Problem requirements
Lines containing the word "name" are to be counted; state their number and nothing further.

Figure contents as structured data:
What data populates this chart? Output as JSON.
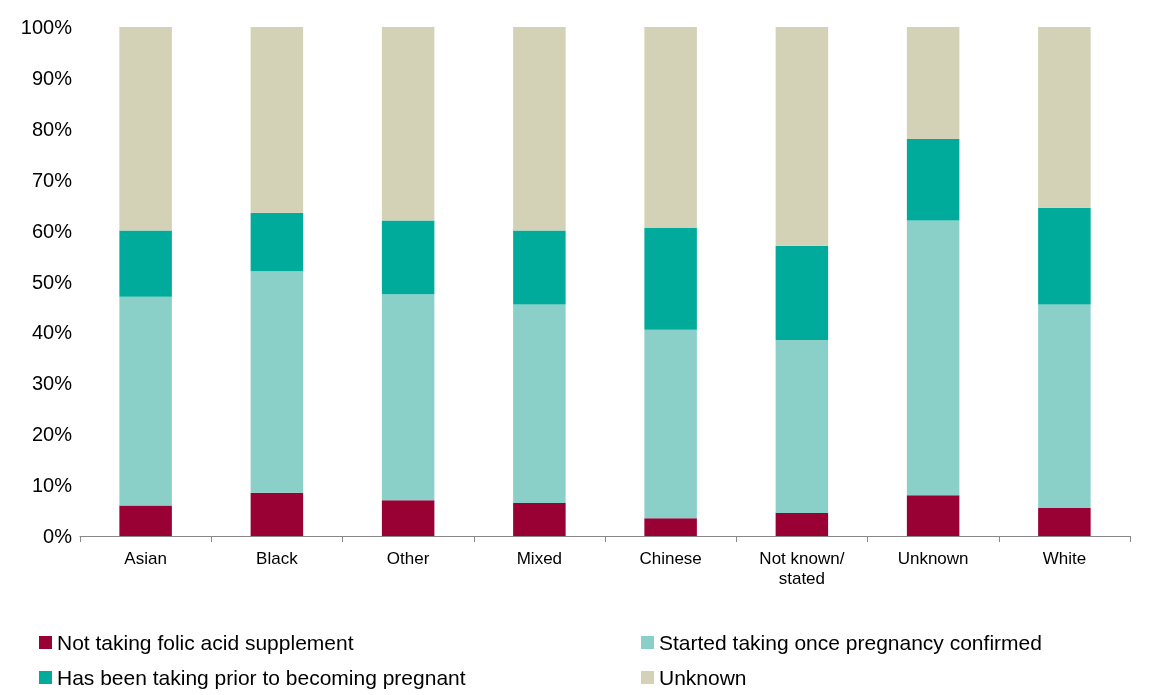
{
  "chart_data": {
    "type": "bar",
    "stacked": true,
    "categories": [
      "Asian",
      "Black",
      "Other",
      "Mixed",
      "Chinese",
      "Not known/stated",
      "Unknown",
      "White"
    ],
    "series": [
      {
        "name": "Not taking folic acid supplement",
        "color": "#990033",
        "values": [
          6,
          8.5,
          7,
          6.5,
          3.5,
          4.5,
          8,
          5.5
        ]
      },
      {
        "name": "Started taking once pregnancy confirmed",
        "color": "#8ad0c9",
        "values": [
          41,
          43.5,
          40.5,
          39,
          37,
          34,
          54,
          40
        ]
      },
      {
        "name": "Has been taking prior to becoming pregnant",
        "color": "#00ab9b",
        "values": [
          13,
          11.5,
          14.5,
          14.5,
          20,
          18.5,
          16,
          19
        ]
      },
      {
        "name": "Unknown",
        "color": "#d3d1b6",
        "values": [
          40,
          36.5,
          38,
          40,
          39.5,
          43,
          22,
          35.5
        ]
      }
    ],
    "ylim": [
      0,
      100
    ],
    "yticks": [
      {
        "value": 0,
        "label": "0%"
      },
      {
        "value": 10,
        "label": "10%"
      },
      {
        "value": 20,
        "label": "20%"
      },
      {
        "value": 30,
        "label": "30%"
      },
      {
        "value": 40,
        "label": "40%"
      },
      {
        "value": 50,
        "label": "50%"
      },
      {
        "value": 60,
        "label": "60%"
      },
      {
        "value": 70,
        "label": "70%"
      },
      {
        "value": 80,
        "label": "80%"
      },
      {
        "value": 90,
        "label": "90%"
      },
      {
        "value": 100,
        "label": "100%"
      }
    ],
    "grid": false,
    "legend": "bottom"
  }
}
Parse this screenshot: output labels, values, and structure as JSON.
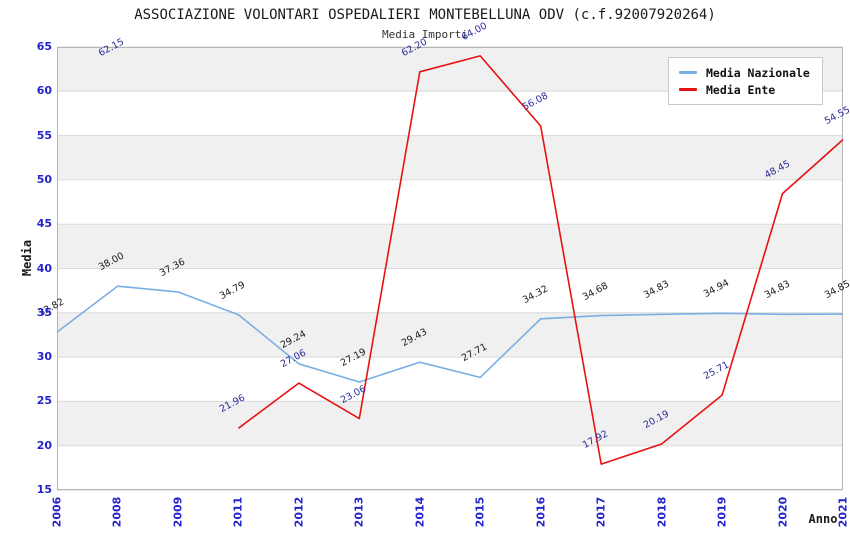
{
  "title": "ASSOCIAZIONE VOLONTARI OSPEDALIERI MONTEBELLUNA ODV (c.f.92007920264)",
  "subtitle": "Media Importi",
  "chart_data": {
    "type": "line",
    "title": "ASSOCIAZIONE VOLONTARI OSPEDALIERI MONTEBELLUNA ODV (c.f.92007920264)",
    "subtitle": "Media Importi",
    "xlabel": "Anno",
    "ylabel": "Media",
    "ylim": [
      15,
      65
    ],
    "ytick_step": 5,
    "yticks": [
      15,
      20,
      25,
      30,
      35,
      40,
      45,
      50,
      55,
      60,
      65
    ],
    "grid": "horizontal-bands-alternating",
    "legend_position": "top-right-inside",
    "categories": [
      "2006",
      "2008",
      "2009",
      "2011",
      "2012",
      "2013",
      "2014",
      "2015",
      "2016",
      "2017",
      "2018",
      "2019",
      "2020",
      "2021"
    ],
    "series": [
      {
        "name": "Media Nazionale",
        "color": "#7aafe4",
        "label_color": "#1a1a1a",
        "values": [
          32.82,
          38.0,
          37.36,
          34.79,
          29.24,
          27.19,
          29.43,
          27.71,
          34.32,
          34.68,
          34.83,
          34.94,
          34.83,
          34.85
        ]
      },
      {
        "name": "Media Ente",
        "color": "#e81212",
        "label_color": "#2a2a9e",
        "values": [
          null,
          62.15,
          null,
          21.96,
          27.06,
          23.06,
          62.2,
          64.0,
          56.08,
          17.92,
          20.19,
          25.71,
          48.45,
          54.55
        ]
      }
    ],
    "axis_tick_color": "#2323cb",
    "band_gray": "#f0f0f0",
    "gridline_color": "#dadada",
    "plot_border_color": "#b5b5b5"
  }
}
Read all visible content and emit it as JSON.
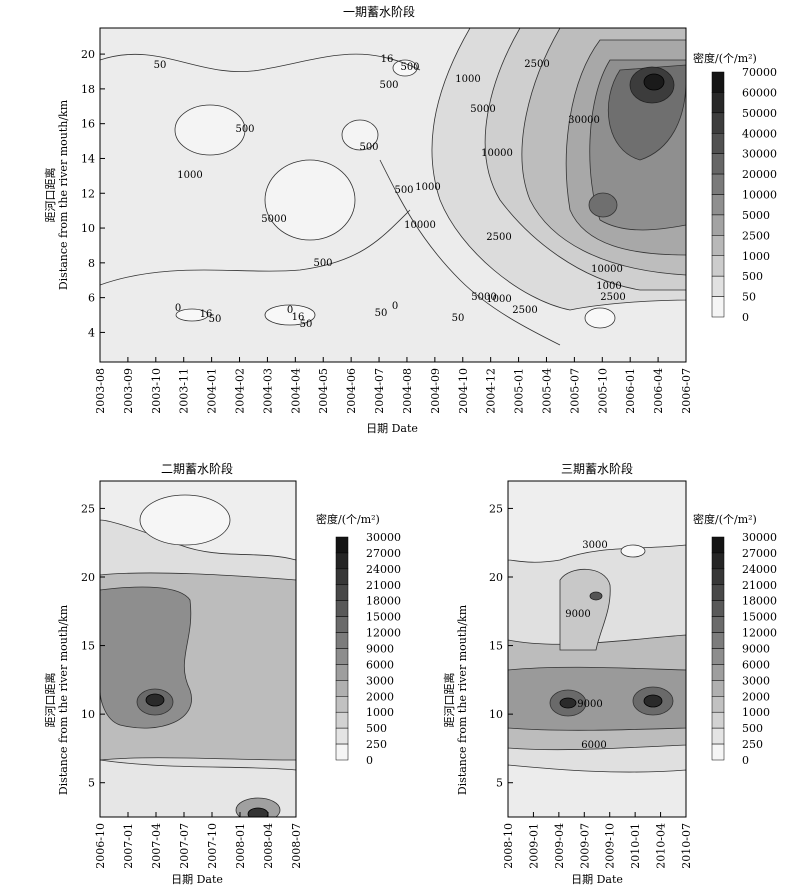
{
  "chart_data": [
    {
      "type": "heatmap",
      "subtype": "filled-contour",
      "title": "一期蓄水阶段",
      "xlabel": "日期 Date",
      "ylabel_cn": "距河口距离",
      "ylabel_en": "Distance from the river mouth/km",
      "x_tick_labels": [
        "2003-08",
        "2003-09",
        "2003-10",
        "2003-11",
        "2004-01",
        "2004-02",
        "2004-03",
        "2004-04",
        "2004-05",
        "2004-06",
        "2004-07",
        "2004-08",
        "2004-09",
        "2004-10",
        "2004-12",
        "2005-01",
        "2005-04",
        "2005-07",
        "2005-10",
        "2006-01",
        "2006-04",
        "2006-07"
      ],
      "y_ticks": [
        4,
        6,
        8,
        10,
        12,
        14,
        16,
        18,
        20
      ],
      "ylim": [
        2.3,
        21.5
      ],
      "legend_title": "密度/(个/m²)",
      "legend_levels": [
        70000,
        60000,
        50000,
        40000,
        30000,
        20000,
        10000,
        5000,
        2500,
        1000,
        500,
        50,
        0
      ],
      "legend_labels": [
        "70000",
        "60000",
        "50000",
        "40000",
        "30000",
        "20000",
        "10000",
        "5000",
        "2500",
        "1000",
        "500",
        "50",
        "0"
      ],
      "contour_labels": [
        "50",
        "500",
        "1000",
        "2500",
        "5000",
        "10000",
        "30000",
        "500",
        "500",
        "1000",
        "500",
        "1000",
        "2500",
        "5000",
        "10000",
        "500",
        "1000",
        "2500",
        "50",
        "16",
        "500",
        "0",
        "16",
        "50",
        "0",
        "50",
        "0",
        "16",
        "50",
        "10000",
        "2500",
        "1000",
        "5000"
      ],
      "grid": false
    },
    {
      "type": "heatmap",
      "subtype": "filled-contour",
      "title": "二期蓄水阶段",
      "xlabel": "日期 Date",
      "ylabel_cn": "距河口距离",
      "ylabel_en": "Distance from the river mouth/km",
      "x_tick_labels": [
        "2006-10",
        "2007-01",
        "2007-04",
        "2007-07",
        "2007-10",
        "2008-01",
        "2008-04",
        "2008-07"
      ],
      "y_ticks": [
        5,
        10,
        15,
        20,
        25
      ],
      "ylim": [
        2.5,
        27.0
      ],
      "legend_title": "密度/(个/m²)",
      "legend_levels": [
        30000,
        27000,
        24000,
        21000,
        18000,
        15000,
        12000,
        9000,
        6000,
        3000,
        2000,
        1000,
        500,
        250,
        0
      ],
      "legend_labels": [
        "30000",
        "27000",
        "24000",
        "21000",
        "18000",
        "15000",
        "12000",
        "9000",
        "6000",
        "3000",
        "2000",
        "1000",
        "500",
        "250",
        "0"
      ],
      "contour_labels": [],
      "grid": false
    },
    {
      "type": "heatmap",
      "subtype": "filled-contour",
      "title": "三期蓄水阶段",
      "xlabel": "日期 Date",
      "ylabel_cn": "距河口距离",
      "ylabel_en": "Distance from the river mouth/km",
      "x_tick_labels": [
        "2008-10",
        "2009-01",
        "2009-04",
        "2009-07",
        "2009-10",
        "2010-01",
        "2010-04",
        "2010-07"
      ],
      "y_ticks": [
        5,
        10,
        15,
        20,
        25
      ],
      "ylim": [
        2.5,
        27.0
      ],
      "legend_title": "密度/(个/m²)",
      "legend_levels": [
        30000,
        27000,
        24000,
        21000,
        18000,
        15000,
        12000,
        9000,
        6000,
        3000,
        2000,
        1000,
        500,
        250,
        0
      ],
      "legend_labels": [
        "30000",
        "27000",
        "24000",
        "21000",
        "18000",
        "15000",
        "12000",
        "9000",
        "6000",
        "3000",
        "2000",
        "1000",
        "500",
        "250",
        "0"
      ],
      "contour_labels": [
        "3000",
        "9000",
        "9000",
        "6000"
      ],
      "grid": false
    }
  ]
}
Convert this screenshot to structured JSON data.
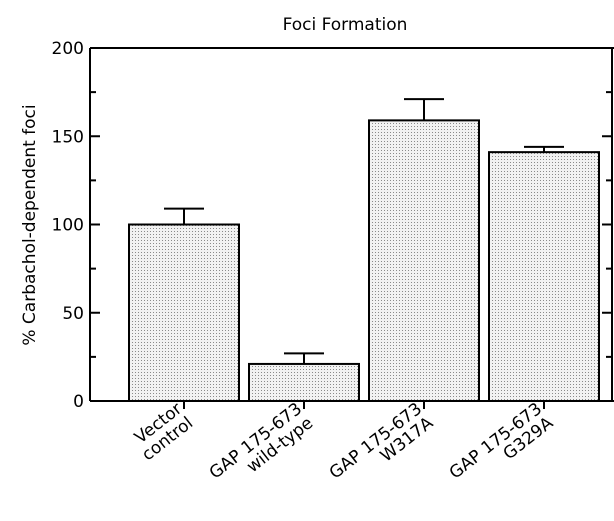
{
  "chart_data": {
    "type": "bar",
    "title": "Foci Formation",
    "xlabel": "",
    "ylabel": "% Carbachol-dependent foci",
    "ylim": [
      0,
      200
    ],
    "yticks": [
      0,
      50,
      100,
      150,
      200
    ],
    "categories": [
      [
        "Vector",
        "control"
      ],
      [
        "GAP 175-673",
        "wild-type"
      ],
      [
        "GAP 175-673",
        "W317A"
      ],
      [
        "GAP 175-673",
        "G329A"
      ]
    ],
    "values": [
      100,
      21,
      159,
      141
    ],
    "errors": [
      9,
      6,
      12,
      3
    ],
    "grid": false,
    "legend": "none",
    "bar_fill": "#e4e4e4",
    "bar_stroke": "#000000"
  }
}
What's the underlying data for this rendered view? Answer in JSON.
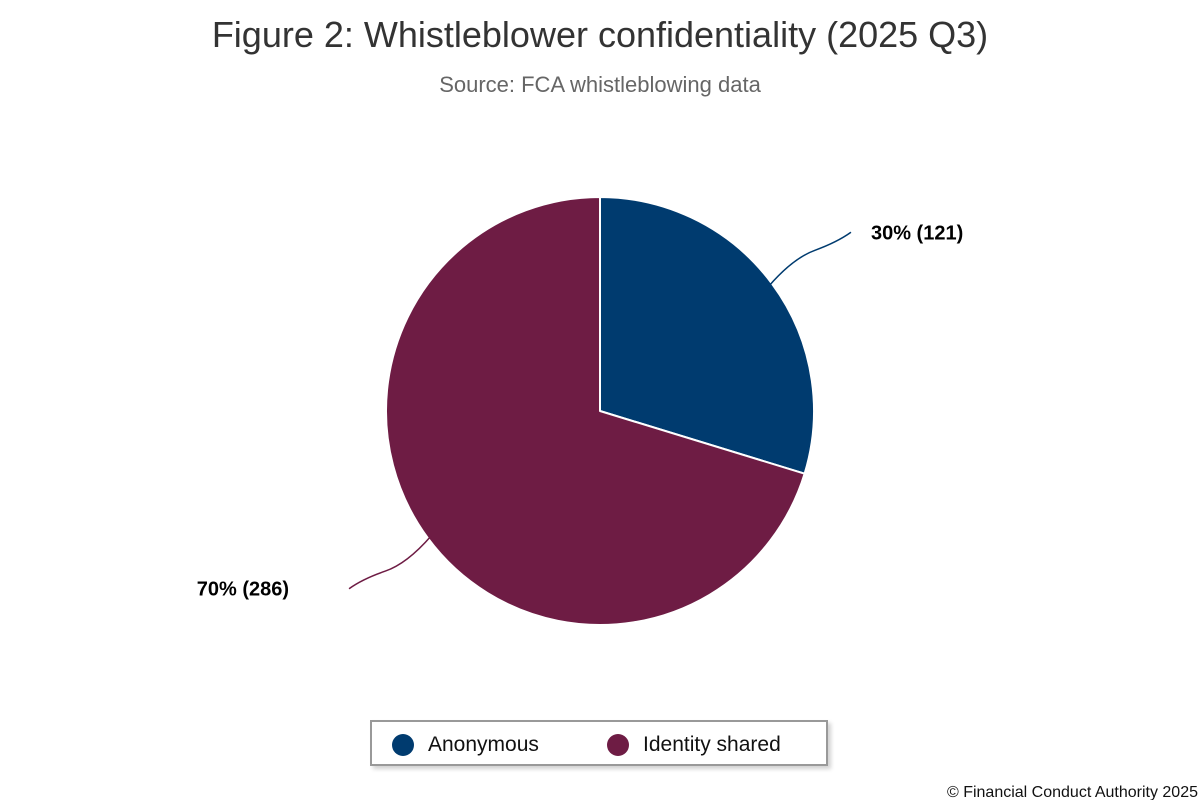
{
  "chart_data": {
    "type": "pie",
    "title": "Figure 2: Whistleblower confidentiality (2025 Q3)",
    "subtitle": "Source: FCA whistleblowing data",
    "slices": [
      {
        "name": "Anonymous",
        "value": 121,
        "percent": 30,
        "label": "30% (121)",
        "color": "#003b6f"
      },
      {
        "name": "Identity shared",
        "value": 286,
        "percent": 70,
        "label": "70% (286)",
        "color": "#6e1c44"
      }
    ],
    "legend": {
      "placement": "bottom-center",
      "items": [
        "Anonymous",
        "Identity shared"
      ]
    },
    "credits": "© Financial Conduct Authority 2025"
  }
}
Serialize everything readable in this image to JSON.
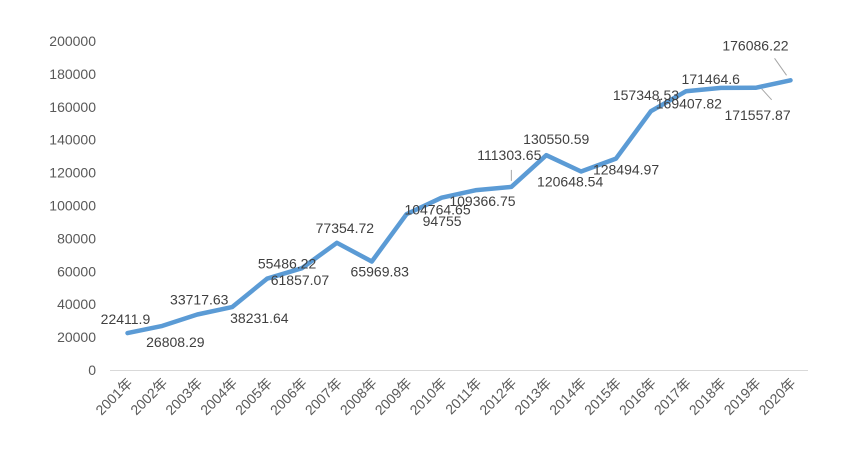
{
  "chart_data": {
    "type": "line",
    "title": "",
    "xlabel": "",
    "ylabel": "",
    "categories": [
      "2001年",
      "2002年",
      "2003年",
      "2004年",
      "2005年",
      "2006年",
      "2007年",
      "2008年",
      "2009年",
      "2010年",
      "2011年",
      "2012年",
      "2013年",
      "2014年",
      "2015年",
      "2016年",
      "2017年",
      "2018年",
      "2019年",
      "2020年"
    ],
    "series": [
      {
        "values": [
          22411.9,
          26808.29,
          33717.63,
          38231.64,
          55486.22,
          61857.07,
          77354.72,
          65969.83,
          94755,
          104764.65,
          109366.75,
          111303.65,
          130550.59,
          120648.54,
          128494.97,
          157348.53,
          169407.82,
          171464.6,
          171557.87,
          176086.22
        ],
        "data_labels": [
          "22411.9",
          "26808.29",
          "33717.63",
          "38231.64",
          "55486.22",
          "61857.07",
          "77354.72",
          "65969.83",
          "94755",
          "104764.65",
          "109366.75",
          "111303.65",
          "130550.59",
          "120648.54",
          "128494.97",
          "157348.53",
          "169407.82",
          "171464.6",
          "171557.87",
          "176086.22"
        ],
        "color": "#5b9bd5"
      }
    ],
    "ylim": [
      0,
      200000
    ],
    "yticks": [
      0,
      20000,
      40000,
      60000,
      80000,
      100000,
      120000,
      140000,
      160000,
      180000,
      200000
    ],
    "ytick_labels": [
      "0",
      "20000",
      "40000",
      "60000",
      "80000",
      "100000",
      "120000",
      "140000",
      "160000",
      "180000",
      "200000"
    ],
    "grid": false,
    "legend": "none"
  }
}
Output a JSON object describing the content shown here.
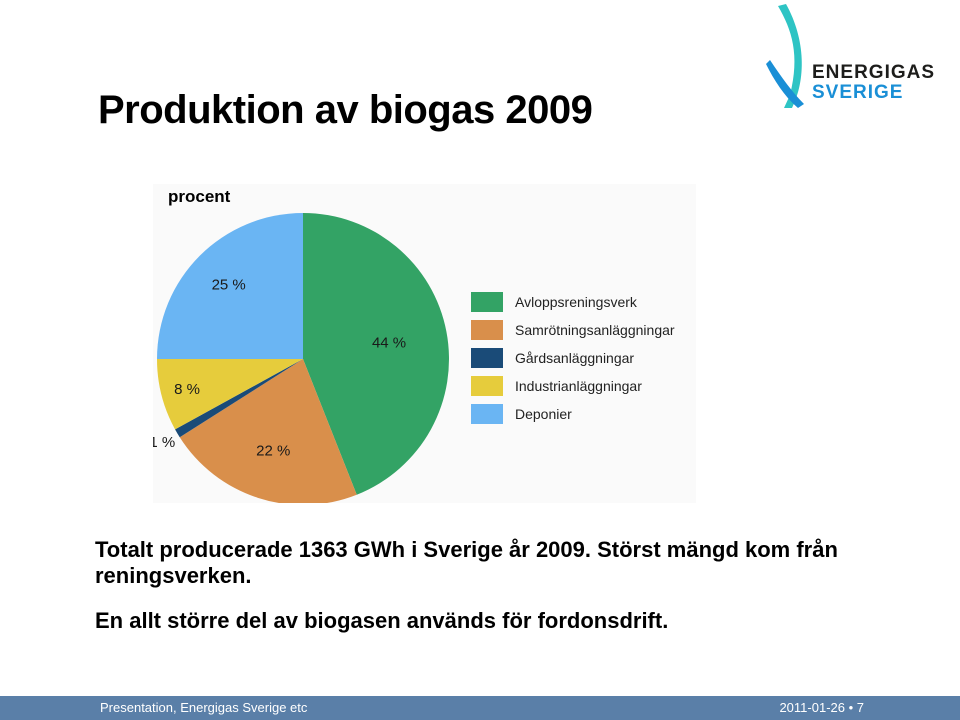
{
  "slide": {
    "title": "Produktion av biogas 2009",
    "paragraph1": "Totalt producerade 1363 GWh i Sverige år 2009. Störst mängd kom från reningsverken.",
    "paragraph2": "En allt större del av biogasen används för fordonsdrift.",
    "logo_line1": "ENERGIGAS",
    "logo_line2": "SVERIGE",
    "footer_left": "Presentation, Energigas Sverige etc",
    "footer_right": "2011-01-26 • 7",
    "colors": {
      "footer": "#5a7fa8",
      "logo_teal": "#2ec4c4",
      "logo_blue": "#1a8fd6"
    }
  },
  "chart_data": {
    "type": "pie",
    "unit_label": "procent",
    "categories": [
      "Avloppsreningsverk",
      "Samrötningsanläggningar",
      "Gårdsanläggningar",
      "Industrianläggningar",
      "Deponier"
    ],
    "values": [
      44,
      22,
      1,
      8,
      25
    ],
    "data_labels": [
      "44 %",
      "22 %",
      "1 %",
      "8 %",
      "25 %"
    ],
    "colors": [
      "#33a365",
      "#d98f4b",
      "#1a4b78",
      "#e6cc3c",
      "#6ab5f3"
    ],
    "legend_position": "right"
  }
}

Full output
8